Task material
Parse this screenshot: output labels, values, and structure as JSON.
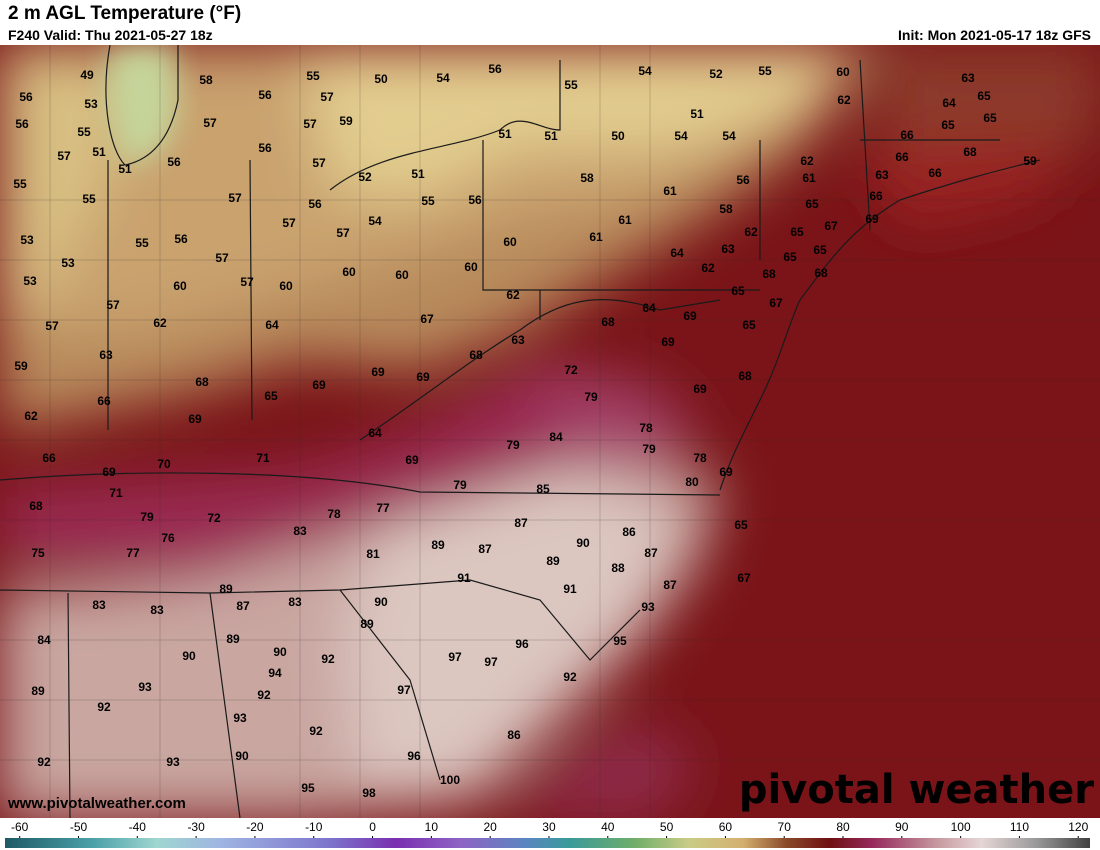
{
  "header": {
    "title": "2 m AGL Temperature (°F)",
    "valid": "F240 Valid: Thu 2021-05-27 18z",
    "init": "Init: Mon 2021-05-17 18z GFS"
  },
  "map": {
    "labels": [
      49,
      58,
      55,
      50,
      54,
      56,
      54,
      52,
      55,
      60,
      63,
      56,
      53,
      56,
      57,
      55,
      62,
      64,
      65,
      56,
      55,
      57,
      57,
      59,
      51,
      65,
      65,
      51,
      51,
      51,
      50,
      54,
      54,
      66,
      57,
      56,
      56,
      57,
      62,
      66,
      68,
      59,
      51,
      52,
      51,
      58,
      56,
      61,
      63,
      66,
      55,
      55,
      57,
      56,
      55,
      56,
      61,
      58,
      65,
      66,
      57,
      54,
      61,
      67,
      69,
      53,
      55,
      56,
      57,
      60,
      61,
      62,
      65,
      63,
      64,
      65,
      65,
      53,
      57,
      60,
      60,
      60,
      62,
      53,
      60,
      57,
      60,
      68,
      68,
      57,
      62,
      65,
      64,
      69,
      67,
      57,
      62,
      64,
      67,
      68,
      65,
      63,
      63,
      69,
      68,
      59,
      69,
      69,
      72,
      68,
      68,
      69,
      65,
      66,
      69,
      79,
      62,
      69,
      78,
      64,
      84,
      79,
      79,
      66,
      70,
      71,
      69,
      78,
      69,
      69,
      79,
      85,
      80,
      71,
      68,
      79,
      72,
      78,
      77,
      76,
      83,
      87,
      86,
      65,
      75,
      77,
      81,
      89,
      87,
      90,
      87,
      89,
      88,
      91,
      67,
      87,
      89,
      91,
      83,
      83,
      87,
      83,
      90,
      93,
      84,
      89,
      89,
      96,
      95,
      90,
      90,
      92,
      97,
      97,
      94,
      93,
      92,
      89,
      92,
      97,
      92,
      93,
      92,
      86,
      92,
      93,
      90,
      96,
      100,
      95,
      98
    ]
  },
  "footer": {
    "website": "www.pivotalweather.com",
    "logo": "pivotal weather"
  },
  "colorbar": {
    "ticks": [
      -60,
      -50,
      -40,
      -30,
      -20,
      -10,
      0,
      10,
      20,
      30,
      40,
      50,
      60,
      70,
      80,
      90,
      100,
      110,
      120
    ],
    "range": [
      -62.5,
      122
    ]
  }
}
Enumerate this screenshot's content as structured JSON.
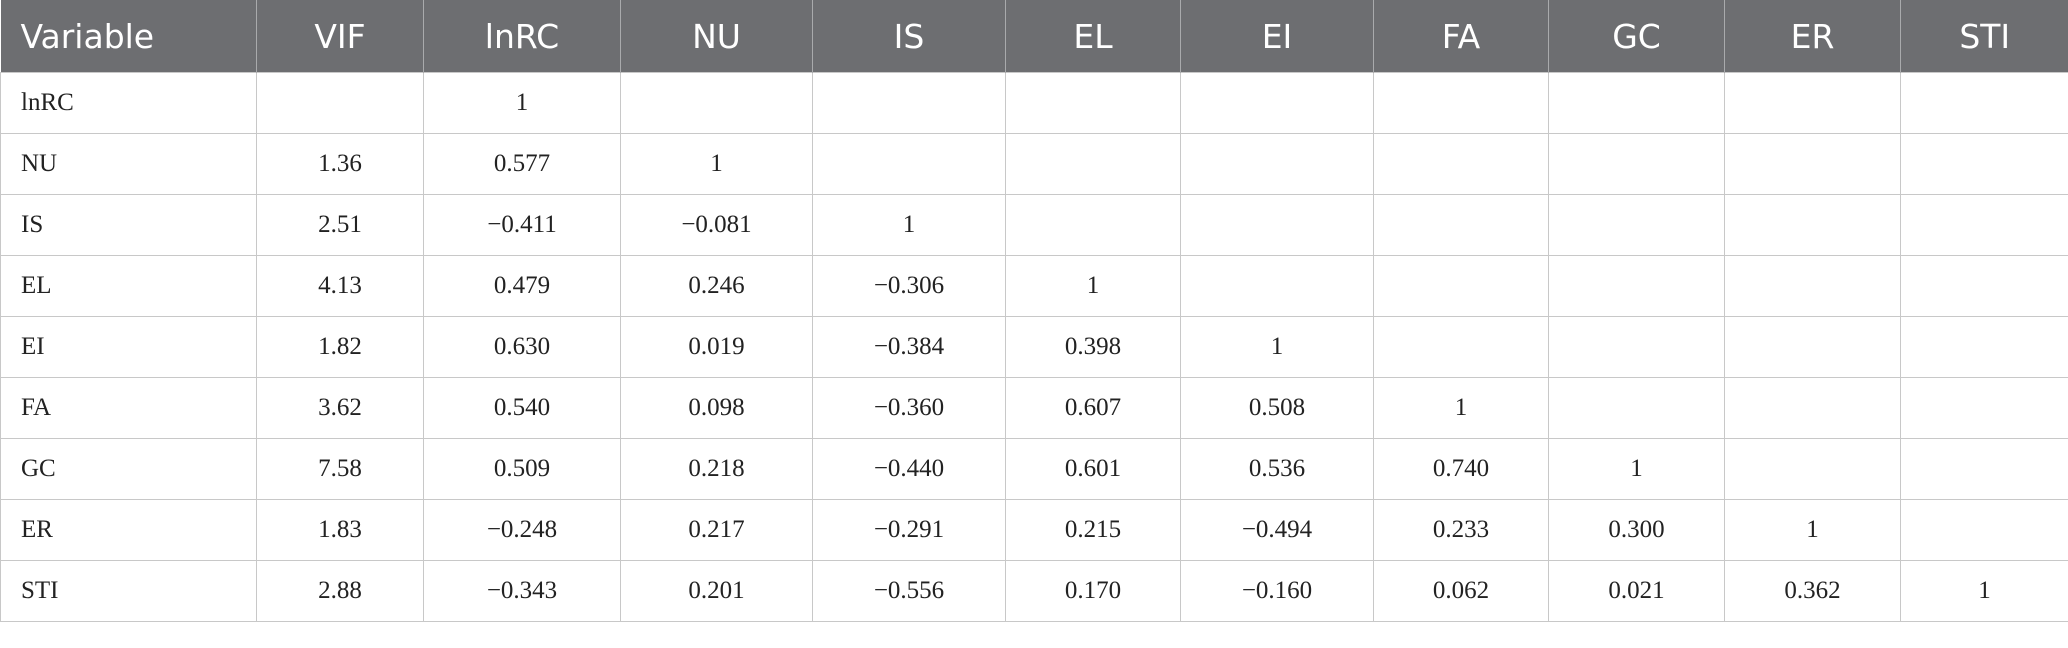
{
  "table": {
    "header": [
      "Variable",
      "VIF",
      "lnRC",
      "NU",
      "IS",
      "EL",
      "EI",
      "FA",
      "GC",
      "ER",
      "STI"
    ],
    "rows": [
      [
        "lnRC",
        null,
        "1",
        null,
        null,
        null,
        null,
        null,
        null,
        null,
        null
      ],
      [
        "NU",
        "1.36",
        "0.577",
        "1",
        null,
        null,
        null,
        null,
        null,
        null,
        null
      ],
      [
        "IS",
        "2.51",
        "−0.411",
        "−0.081",
        "1",
        null,
        null,
        null,
        null,
        null,
        null
      ],
      [
        "EL",
        "4.13",
        "0.479",
        "0.246",
        "−0.306",
        "1",
        null,
        null,
        null,
        null,
        null
      ],
      [
        "EI",
        "1.82",
        "0.630",
        "0.019",
        "−0.384",
        "0.398",
        "1",
        null,
        null,
        null,
        null
      ],
      [
        "FA",
        "3.62",
        "0.540",
        "0.098",
        "−0.360",
        "0.607",
        "0.508",
        "1",
        null,
        null,
        null
      ],
      [
        "GC",
        "7.58",
        "0.509",
        "0.218",
        "−0.440",
        "0.601",
        "0.536",
        "0.740",
        "1",
        null,
        null
      ],
      [
        "ER",
        "1.83",
        "−0.248",
        "0.217",
        "−0.291",
        "0.215",
        "−0.494",
        "0.233",
        "0.300",
        "1",
        null
      ],
      [
        "STI",
        "2.88",
        "−0.343",
        "0.201",
        "−0.556",
        "0.170",
        "−0.160",
        "0.062",
        "0.021",
        "0.362",
        "1"
      ]
    ]
  }
}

Problem to work on
Give an exact copy of the material, leaving out every picture.

Result of the task
Parse this screenshot: output labels, values, and structure as JSON.
{
  "header": {
    "title": "2 m AGL Temperature (°F)",
    "valid": "F240 Valid: Thu 2021-05-27 18z",
    "init": "Init: Mon 2021-05-17 18z GFS"
  },
  "map": {
    "labels": [
      49,
      58,
      55,
      50,
      54,
      56,
      54,
      52,
      55,
      60,
      63,
      56,
      53,
      56,
      57,
      55,
      62,
      64,
      65,
      56,
      55,
      57,
      57,
      59,
      51,
      65,
      65,
      51,
      51,
      51,
      50,
      54,
      54,
      66,
      57,
      56,
      56,
      57,
      62,
      66,
      68,
      59,
      51,
      52,
      51,
      58,
      56,
      61,
      63,
      66,
      55,
      55,
      57,
      56,
      55,
      56,
      61,
      58,
      65,
      66,
      57,
      54,
      61,
      67,
      69,
      53,
      55,
      56,
      57,
      60,
      61,
      62,
      65,
      63,
      64,
      65,
      65,
      53,
      57,
      60,
      60,
      60,
      62,
      53,
      60,
      57,
      60,
      68,
      68,
      57,
      62,
      65,
      64,
      69,
      67,
      57,
      62,
      64,
      67,
      68,
      65,
      63,
      63,
      69,
      68,
      59,
      69,
      69,
      72,
      68,
      68,
      69,
      65,
      66,
      69,
      79,
      62,
      69,
      78,
      64,
      84,
      79,
      79,
      66,
      70,
      71,
      69,
      78,
      69,
      69,
      79,
      85,
      80,
      71,
      68,
      79,
      72,
      78,
      77,
      76,
      83,
      87,
      86,
      65,
      75,
      77,
      81,
      89,
      87,
      90,
      87,
      89,
      88,
      91,
      67,
      87,
      89,
      91,
      83,
      83,
      87,
      83,
      90,
      93,
      84,
      89,
      89,
      96,
      95,
      90,
      90,
      92,
      97,
      97,
      94,
      93,
      92,
      89,
      92,
      97,
      92,
      93,
      92,
      86,
      92,
      93,
      90,
      96,
      100,
      95,
      98
    ]
  },
  "footer": {
    "website": "www.pivotalweather.com",
    "logo": "pivotal weather"
  },
  "colorbar": {
    "ticks": [
      -60,
      -50,
      -40,
      -30,
      -20,
      -10,
      0,
      10,
      20,
      30,
      40,
      50,
      60,
      70,
      80,
      90,
      100,
      110,
      120
    ],
    "range": [
      -62.5,
      122
    ]
  }
}
Enumerate this screenshot's content as structured JSON.
{
  "table": {
    "header": [
      "Variable",
      "VIF",
      "lnRC",
      "NU",
      "IS",
      "EL",
      "EI",
      "FA",
      "GC",
      "ER",
      "STI"
    ],
    "rows": [
      [
        "lnRC",
        null,
        "1",
        null,
        null,
        null,
        null,
        null,
        null,
        null,
        null
      ],
      [
        "NU",
        "1.36",
        "0.577",
        "1",
        null,
        null,
        null,
        null,
        null,
        null,
        null
      ],
      [
        "IS",
        "2.51",
        "−0.411",
        "−0.081",
        "1",
        null,
        null,
        null,
        null,
        null,
        null
      ],
      [
        "EL",
        "4.13",
        "0.479",
        "0.246",
        "−0.306",
        "1",
        null,
        null,
        null,
        null,
        null
      ],
      [
        "EI",
        "1.82",
        "0.630",
        "0.019",
        "−0.384",
        "0.398",
        "1",
        null,
        null,
        null,
        null
      ],
      [
        "FA",
        "3.62",
        "0.540",
        "0.098",
        "−0.360",
        "0.607",
        "0.508",
        "1",
        null,
        null,
        null
      ],
      [
        "GC",
        "7.58",
        "0.509",
        "0.218",
        "−0.440",
        "0.601",
        "0.536",
        "0.740",
        "1",
        null,
        null
      ],
      [
        "ER",
        "1.83",
        "−0.248",
        "0.217",
        "−0.291",
        "0.215",
        "−0.494",
        "0.233",
        "0.300",
        "1",
        null
      ],
      [
        "STI",
        "2.88",
        "−0.343",
        "0.201",
        "−0.556",
        "0.170",
        "−0.160",
        "0.062",
        "0.021",
        "0.362",
        "1"
      ]
    ]
  }
}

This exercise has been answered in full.